Using the data below, repeat all of it precisely.

::::

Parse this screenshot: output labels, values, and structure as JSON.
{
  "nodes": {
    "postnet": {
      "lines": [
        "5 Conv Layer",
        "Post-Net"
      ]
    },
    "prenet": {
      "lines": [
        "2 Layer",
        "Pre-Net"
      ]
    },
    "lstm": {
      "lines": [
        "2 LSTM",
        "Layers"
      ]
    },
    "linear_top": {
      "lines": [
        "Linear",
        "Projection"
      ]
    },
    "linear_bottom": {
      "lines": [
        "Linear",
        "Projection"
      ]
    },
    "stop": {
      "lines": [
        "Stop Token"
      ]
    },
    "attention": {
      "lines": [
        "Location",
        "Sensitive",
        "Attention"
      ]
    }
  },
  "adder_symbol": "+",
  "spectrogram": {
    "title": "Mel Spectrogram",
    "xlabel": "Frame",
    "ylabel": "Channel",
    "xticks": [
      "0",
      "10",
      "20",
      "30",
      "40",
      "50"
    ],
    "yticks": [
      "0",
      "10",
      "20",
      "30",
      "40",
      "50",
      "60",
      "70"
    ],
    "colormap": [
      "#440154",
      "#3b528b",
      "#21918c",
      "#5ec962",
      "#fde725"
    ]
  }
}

::::

- **Exercise output**:
Parse this screenshot: output labels, values, and structure as JSON.
{
  "nodes": {
    "postnet": {
      "lines": [
        "5 Conv Layer",
        "Post-Net"
      ]
    },
    "prenet": {
      "lines": [
        "2 Layer",
        "Pre-Net"
      ]
    },
    "lstm": {
      "lines": [
        "2 LSTM",
        "Layers"
      ]
    },
    "linear_top": {
      "lines": [
        "Linear",
        "Projection"
      ]
    },
    "linear_bottom": {
      "lines": [
        "Linear",
        "Projection"
      ]
    },
    "stop": {
      "lines": [
        "Stop Token"
      ]
    },
    "attention": {
      "lines": [
        "Location",
        "Sensitive",
        "Attention"
      ]
    }
  },
  "adder_symbol": "+",
  "spectrogram": {
    "title": "Mel Spectrogram",
    "xlabel": "Frame",
    "ylabel": "Channel",
    "xticks": [
      "0",
      "10",
      "20",
      "30",
      "40",
      "50"
    ],
    "yticks": [
      "0",
      "10",
      "20",
      "30",
      "40",
      "50",
      "60",
      "70"
    ],
    "colormap": [
      "#440154",
      "#3b528b",
      "#21918c",
      "#5ec962",
      "#fde725"
    ]
  }
}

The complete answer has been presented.